*Exercise*:
Copy every record word for word.

[Saved data entries]
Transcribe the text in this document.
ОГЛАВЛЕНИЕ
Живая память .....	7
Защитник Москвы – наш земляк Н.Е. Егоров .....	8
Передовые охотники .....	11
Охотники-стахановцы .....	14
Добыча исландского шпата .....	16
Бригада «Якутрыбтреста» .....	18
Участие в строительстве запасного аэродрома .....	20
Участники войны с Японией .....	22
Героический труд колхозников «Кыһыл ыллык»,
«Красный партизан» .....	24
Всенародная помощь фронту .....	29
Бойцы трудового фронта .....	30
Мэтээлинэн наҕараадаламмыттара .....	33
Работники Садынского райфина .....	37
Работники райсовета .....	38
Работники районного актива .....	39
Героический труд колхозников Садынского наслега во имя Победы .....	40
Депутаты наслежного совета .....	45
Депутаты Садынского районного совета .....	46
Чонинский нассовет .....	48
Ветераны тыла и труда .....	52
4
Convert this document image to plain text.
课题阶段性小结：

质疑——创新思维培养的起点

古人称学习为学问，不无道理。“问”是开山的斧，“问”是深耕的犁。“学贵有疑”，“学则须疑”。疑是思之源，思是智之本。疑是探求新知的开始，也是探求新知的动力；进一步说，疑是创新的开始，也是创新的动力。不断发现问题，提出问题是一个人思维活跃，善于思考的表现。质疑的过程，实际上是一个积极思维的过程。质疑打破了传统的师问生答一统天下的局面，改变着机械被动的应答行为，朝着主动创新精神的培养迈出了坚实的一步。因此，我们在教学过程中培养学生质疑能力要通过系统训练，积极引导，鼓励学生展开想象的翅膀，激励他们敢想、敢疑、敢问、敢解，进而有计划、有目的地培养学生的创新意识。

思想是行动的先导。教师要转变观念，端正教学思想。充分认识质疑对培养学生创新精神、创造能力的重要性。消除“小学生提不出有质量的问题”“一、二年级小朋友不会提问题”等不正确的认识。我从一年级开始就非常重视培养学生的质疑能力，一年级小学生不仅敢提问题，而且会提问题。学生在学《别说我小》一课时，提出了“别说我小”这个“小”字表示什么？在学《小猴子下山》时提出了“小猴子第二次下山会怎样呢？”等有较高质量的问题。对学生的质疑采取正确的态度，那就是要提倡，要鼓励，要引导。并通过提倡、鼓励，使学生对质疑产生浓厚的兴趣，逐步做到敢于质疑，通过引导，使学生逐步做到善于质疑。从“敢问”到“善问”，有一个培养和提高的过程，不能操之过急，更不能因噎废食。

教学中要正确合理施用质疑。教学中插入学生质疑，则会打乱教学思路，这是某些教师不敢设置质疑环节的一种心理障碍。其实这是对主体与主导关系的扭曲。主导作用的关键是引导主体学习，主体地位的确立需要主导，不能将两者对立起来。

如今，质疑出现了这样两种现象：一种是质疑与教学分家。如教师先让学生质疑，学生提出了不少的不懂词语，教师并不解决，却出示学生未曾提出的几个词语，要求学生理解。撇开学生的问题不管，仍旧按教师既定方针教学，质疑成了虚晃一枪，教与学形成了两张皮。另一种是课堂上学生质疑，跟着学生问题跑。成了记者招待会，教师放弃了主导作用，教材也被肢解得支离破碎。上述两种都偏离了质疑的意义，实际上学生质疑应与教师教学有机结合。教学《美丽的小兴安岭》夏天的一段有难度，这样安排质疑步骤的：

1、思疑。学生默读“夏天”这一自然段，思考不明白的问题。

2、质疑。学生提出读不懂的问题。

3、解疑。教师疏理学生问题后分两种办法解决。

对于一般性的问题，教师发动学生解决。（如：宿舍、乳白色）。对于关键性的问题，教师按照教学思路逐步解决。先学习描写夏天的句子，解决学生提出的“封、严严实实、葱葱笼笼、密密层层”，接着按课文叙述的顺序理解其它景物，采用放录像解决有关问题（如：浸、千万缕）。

*Task response*:
Transcribe the text in this document.
ОГЛАВЛЕНИЕ
Живая память .....	7
Защитник Москвы – наш земляк Н.Е. Егоров .....	8
Передовые охотники .....	11
Охотники-стахановцы .....	14
Добыча исландского шпата .....	16
Бригада «Якутрыбтреста» .....	18
Участие в строительстве запасного аэродрома .....	20
Участники войны с Японией .....	22
Героический труд колхозников «Кыһыл ыллык»,
«Красный партизан» .....	24
Всенародная помощь фронту .....	29
Бойцы трудового фронта .....	30
Мэтээлинэн наҕараадаламмыттара .....	33
Работники Садынского райфина .....	37
Работники райсовета .....	38
Работники районного актива .....	39
Героический труд колхозников Садынского наслега во имя Победы .....	40
Депутаты наслежного совета .....	45
Депутаты Садынского районного совета .....	46
Чонинский нассовет .....	48
Ветераны тыла и труда .....	52
4
Convert this document image to plain text.
课题阶段性小结：

质疑——创新思维培养的起点

古人称学习为学问，不无道理。“问”是开山的斧，“问”是深耕的犁。“学贵有疑”，“学则须疑”。疑是思之源，思是智之本。疑是探求新知的开始，也是探求新知的动力；进一步说，疑是创新的开始，也是创新的动力。不断发现问题，提出问题是一个人思维活跃，善于思考的表现。质疑的过程，实际上是一个积极思维的过程。质疑打破了传统的师问生答一统天下的局面，改变着机械被动的应答行为，朝着主动创新精神的培养迈出了坚实的一步。因此，我们在教学过程中培养学生质疑能力要通过系统训练，积极引导，鼓励学生展开想象的翅膀，激励他们敢想、敢疑、敢问、敢解，进而有计划、有目的地培养学生的创新意识。

思想是行动的先导。教师要转变观念，端正教学思想。充分认识质疑对培养学生创新精神、创造能力的重要性。消除“小学生提不出有质量的问题”“一、二年级小朋友不会提问题”等不正确的认识。我从一年级开始就非常重视培养学生的质疑能力，一年级小学生不仅敢提问题，而且会提问题。学生在学《别说我小》一课时，提出了“别说我小”这个“小”字表示什么？在学《小猴子下山》时提出了“小猴子第二次下山会怎样呢？”等有较高质量的问题。对学生的质疑采取正确的态度，那就是要提倡，要鼓励，要引导。并通过提倡、鼓励，使学生对质疑产生浓厚的兴趣，逐步做到敢于质疑，通过引导，使学生逐步做到善于质疑。从“敢问”到“善问”，有一个培养和提高的过程，不能操之过急，更不能因噎废食。

教学中要正确合理施用质疑。教学中插入学生质疑，则会打乱教学思路，这是某些教师不敢设置质疑环节的一种心理障碍。其实这是对主体与主导关系的扭曲。主导作用的关键是引导主体学习，主体地位的确立需要主导，不能将两者对立起来。

如今，质疑出现了这样两种现象：一种是质疑与教学分家。如教师先让学生质疑，学生提出了不少的不懂词语，教师并不解决，却出示学生未曾提出的几个词语，要求学生理解。撇开学生的问题不管，仍旧按教师既定方针教学，质疑成了虚晃一枪，教与学形成了两张皮。另一种是课堂上学生质疑，跟着学生问题跑。成了记者招待会，教师放弃了主导作用，教材也被肢解得支离破碎。上述两种都偏离了质疑的意义，实际上学生质疑应与教师教学有机结合。教学《美丽的小兴安岭》夏天的一段有难度，这样安排质疑步骤的：

1、思疑。学生默读“夏天”这一自然段，思考不明白的问题。

2、质疑。学生提出读不懂的问题。

3、解疑。教师疏理学生问题后分两种办法解决。

对于一般性的问题，教师发动学生解决。（如：宿舍、乳白色）。对于关键性的问题，教师按照教学思路逐步解决。先学习描写夏天的句子，解决学生提出的“封、严严实实、葱葱笼笼、密密层层”，接着按课文叙述的顺序理解其它景物，采用放录像解决有关问题（如：浸、千万缕）。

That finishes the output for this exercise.